Supplied material:
__________________________________________________

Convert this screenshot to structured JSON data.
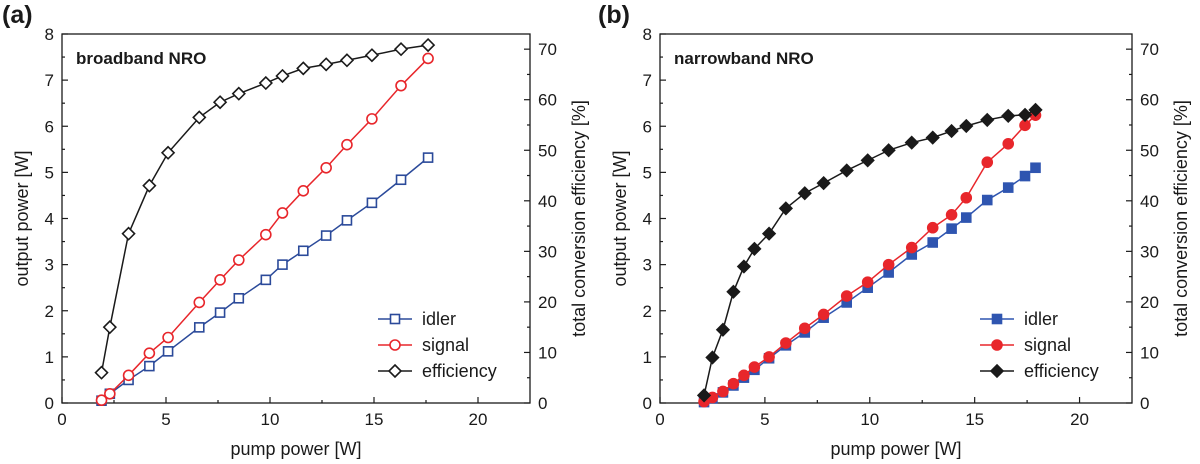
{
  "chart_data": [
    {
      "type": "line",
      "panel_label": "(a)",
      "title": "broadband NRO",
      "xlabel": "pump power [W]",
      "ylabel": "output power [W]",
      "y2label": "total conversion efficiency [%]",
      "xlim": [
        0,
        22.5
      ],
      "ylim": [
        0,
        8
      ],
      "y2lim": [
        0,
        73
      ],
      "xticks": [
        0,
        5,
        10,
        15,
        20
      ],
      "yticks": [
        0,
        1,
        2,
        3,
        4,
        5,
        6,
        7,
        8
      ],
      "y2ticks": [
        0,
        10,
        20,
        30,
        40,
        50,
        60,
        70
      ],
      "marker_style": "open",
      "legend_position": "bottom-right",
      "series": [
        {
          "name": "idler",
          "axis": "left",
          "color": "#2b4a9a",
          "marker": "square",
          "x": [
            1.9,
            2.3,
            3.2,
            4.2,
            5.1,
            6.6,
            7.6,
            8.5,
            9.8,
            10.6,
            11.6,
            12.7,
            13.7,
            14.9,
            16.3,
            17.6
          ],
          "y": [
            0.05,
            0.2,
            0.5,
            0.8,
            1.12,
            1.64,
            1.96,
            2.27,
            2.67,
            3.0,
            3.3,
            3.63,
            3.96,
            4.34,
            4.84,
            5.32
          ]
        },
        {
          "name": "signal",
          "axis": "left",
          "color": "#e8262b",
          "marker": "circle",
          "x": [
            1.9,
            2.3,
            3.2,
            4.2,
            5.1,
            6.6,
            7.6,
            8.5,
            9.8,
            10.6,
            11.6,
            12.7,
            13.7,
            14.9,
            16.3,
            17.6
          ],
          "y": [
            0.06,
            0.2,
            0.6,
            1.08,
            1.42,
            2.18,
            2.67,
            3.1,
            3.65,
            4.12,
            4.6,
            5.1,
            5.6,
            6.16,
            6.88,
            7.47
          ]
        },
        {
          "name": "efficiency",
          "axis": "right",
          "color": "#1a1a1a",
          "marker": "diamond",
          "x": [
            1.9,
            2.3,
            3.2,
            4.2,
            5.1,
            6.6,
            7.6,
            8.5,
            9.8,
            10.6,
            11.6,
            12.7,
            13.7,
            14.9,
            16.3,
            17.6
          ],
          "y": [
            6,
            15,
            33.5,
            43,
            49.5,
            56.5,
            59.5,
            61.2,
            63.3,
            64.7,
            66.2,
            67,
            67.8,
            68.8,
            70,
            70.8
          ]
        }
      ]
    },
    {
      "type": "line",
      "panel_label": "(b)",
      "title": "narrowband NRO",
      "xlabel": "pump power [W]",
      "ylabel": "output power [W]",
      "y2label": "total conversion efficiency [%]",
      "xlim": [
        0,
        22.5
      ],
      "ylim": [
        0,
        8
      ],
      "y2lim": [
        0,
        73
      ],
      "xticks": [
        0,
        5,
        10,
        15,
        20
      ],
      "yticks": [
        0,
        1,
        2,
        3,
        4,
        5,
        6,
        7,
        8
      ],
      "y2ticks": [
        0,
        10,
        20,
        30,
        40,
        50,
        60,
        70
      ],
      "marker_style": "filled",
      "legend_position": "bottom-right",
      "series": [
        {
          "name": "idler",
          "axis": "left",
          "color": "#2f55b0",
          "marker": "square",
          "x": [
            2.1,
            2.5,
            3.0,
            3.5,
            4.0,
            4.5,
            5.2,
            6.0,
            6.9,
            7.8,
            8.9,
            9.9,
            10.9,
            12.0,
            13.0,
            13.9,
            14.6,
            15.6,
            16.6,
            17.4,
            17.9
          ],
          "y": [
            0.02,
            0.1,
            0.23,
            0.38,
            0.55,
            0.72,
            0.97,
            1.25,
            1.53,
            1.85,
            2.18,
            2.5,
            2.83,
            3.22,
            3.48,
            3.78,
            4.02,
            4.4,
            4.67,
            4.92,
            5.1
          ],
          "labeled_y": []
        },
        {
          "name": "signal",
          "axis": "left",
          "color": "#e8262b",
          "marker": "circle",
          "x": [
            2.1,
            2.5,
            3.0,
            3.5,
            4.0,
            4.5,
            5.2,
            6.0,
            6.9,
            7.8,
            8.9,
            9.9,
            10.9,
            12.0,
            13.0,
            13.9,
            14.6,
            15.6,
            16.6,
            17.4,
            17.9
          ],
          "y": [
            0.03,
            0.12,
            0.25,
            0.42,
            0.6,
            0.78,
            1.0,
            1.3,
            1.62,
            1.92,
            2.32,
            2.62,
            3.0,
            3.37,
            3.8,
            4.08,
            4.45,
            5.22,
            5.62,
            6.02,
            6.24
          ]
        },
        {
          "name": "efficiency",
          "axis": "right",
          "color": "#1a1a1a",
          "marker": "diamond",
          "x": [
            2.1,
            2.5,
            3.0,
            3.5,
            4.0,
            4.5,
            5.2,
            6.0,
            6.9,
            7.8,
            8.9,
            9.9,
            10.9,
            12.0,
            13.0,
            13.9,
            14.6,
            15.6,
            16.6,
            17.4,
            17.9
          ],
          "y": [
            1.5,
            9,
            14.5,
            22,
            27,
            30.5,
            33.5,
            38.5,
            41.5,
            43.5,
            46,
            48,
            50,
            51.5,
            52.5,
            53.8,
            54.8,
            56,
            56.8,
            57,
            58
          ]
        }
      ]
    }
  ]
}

__________________________________________________

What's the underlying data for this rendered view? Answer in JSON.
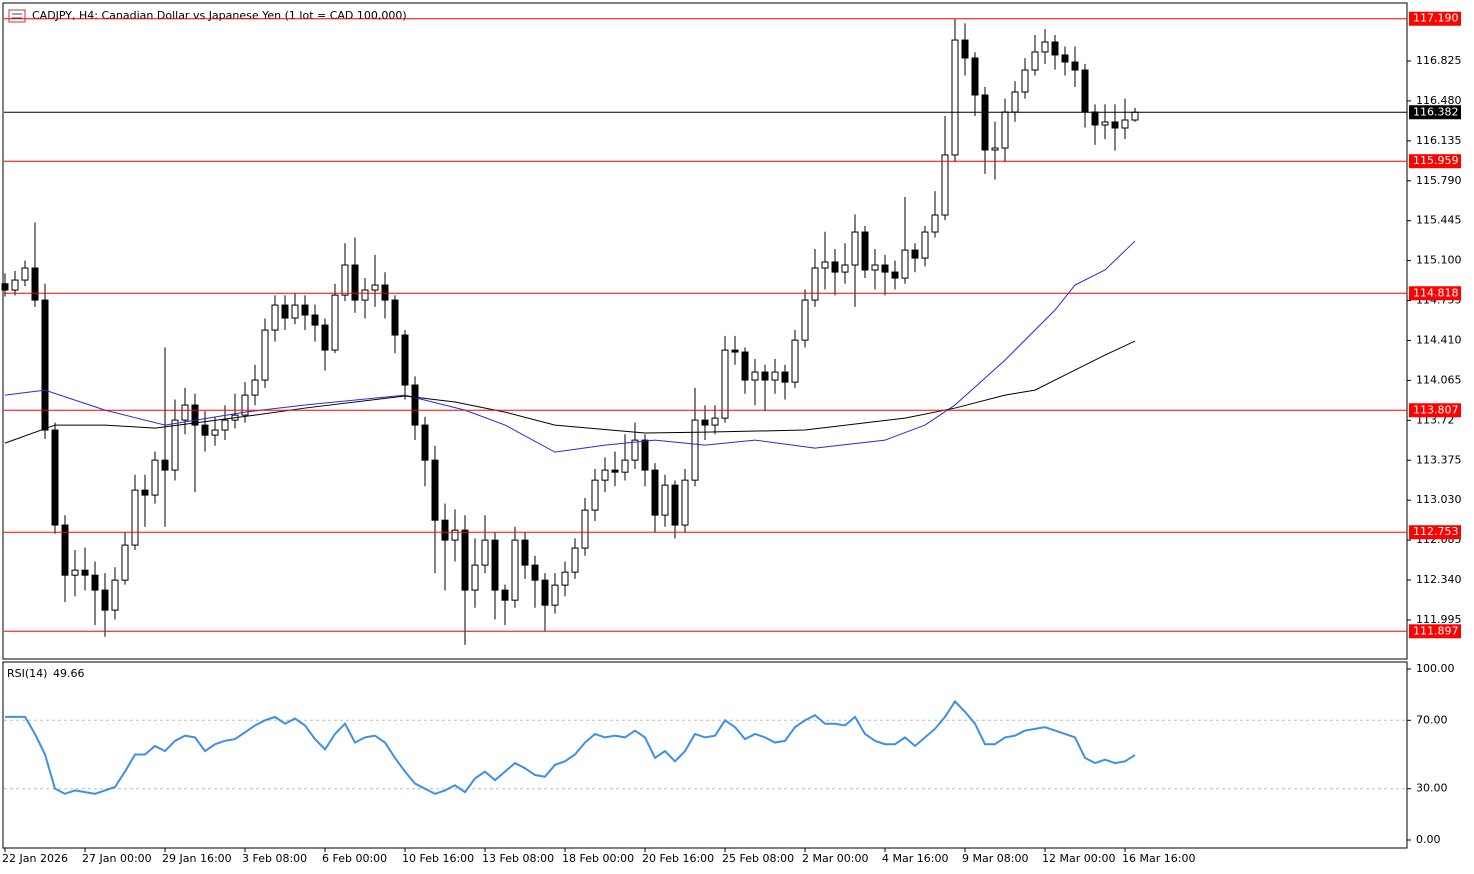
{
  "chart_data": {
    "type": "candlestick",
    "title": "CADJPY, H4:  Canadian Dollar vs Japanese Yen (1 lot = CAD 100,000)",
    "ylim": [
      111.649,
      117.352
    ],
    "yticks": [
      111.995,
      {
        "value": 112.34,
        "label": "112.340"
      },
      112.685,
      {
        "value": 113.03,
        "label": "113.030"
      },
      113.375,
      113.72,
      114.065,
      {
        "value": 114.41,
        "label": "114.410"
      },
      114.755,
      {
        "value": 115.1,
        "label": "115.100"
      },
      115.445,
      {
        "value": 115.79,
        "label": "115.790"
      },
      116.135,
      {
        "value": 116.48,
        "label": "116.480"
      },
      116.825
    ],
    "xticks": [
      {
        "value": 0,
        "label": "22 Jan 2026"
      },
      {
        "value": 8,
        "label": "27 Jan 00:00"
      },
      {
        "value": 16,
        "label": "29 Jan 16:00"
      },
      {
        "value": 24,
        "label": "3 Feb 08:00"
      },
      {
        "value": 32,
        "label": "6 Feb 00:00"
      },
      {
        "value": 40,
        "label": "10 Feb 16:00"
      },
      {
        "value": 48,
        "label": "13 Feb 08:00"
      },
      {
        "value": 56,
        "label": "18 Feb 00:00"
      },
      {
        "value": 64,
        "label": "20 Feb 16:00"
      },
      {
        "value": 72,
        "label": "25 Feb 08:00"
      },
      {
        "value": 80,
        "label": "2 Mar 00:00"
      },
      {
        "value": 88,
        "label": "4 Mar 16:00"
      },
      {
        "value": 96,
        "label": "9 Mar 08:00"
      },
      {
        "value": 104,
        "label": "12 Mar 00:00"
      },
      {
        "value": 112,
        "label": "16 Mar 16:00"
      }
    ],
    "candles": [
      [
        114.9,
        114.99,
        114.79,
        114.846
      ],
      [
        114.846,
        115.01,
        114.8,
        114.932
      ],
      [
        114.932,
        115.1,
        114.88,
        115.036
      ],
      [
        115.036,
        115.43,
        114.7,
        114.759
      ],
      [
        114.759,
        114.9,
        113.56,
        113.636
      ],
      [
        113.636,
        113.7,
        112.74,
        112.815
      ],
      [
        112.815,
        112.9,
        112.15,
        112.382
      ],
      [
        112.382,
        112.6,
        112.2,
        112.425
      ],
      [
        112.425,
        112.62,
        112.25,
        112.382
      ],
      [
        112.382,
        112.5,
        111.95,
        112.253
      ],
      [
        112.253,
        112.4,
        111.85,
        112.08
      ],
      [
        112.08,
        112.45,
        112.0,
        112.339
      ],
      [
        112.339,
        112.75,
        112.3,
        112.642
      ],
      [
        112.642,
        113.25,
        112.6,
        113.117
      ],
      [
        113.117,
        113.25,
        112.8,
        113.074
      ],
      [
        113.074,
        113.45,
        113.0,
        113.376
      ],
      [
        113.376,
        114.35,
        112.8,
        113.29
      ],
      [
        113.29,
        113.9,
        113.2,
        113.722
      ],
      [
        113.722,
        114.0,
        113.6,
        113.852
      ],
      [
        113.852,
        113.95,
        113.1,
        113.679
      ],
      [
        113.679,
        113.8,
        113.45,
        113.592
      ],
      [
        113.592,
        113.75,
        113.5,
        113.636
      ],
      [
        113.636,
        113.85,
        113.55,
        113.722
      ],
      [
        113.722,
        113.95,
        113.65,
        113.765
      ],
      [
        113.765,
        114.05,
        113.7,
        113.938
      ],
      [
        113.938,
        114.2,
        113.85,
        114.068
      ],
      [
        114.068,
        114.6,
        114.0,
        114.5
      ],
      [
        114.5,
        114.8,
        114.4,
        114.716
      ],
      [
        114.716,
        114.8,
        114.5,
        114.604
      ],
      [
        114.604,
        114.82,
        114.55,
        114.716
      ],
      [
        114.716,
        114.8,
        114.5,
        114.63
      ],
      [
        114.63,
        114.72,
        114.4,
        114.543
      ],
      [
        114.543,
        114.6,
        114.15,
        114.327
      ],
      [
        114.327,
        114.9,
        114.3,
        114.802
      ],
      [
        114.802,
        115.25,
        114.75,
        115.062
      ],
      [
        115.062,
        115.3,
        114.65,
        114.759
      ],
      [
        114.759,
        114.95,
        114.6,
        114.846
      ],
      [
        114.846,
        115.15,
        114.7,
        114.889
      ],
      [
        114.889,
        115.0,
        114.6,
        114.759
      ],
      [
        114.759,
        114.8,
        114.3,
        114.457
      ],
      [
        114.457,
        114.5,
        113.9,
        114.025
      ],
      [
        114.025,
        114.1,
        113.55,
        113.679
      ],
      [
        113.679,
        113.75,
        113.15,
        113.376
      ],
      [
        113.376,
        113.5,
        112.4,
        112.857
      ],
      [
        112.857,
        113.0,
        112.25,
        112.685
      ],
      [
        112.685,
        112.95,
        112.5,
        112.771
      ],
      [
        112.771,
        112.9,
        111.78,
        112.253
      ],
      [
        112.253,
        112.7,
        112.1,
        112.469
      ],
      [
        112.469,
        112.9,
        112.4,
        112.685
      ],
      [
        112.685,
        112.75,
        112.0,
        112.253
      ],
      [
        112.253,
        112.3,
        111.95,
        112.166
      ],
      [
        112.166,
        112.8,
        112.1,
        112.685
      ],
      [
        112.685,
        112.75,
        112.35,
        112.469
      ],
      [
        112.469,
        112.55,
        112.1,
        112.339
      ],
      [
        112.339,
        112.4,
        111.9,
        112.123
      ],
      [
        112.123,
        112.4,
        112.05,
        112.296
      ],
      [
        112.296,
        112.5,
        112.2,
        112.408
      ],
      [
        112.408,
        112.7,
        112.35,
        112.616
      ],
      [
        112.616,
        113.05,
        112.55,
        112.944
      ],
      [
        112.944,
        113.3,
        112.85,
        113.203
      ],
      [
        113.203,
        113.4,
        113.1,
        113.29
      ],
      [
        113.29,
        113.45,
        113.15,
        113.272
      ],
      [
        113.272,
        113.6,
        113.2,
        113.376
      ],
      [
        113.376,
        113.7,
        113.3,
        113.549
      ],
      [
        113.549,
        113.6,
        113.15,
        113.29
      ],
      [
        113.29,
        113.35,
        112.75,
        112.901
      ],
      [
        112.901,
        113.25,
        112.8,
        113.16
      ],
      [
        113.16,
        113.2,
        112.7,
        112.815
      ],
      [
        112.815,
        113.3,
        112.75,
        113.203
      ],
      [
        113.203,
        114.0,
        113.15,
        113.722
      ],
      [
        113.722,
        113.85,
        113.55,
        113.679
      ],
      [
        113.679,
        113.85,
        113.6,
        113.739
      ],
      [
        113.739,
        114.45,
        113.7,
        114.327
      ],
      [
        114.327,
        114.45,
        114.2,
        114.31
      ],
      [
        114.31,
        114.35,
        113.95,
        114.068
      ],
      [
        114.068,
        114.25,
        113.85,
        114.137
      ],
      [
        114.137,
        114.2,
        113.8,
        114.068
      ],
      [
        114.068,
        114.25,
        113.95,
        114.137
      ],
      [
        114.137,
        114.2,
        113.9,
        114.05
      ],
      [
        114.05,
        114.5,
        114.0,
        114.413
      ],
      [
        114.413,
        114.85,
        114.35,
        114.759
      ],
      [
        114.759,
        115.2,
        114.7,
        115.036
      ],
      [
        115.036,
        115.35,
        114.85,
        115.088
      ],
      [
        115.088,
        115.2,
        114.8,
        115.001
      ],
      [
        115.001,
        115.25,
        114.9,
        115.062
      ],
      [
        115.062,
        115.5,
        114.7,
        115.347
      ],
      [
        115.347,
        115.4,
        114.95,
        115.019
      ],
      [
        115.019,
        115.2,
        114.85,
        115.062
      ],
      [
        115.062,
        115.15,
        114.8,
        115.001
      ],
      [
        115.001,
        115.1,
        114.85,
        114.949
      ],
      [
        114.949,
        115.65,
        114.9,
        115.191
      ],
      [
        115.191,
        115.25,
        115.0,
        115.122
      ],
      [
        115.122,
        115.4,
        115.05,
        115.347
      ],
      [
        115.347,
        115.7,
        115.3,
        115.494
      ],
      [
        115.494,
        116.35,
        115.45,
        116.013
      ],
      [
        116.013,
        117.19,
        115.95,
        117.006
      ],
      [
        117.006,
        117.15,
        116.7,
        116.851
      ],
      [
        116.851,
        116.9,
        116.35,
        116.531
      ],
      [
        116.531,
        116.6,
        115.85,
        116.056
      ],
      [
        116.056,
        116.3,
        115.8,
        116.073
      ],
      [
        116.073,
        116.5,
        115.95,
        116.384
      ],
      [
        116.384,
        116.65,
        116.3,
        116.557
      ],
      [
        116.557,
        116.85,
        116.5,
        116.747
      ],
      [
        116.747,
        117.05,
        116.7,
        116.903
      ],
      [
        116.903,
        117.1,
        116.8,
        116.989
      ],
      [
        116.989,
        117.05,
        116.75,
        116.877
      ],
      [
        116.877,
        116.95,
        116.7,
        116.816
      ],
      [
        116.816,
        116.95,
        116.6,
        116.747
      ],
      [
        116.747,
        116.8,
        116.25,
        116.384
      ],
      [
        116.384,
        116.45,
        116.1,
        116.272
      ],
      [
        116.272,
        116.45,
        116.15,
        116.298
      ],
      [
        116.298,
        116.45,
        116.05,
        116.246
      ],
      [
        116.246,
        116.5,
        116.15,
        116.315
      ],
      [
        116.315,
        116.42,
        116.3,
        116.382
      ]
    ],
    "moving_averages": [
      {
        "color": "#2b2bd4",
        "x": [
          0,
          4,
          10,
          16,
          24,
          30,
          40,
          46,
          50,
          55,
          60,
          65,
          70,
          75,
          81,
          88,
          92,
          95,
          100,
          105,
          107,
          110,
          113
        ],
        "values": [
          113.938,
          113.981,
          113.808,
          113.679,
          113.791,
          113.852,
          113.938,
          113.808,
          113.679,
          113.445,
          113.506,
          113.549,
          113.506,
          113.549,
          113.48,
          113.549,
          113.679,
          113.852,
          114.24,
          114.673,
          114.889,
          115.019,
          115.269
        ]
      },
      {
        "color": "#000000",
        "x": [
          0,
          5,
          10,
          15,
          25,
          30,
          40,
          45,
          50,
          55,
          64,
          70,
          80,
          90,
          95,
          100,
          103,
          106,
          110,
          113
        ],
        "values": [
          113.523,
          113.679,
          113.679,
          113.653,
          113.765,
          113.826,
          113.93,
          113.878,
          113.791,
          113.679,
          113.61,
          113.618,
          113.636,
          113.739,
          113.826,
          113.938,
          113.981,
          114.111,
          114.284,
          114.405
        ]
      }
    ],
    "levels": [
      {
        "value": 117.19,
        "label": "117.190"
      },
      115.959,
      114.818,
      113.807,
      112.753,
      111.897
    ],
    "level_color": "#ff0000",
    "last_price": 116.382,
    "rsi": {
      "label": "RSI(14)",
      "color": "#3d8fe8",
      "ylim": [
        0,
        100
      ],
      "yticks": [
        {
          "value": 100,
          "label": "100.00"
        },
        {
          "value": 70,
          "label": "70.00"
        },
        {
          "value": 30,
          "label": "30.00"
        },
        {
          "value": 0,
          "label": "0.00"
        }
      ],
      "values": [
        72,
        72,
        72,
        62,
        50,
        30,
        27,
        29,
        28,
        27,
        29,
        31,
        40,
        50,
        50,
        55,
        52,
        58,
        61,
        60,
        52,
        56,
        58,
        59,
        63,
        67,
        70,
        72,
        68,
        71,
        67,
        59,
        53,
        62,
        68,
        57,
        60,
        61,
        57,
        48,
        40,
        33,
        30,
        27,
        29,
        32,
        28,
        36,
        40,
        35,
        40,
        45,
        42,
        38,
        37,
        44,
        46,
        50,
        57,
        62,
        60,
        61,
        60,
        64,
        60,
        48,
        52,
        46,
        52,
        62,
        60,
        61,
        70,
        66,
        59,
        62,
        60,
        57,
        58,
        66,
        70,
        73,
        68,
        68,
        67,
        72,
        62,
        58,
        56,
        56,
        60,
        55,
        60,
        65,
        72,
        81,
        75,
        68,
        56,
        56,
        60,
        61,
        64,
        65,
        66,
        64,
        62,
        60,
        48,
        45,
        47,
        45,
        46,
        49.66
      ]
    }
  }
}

__________________________________________________

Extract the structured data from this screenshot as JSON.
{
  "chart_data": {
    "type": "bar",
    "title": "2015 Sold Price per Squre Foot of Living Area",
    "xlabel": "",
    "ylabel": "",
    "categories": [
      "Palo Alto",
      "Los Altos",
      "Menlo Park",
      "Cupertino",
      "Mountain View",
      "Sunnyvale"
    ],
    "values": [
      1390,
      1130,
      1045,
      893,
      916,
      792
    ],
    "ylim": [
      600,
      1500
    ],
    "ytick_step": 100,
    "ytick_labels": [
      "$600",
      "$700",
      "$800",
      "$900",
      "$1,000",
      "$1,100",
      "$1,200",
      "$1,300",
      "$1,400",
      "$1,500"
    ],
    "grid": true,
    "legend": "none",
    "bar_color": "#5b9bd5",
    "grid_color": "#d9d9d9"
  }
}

__________________________________________________

Problem to solve: Go over the records above line by line and count those holding the word "type". Reply only with the number.

Answer to this exercise: 4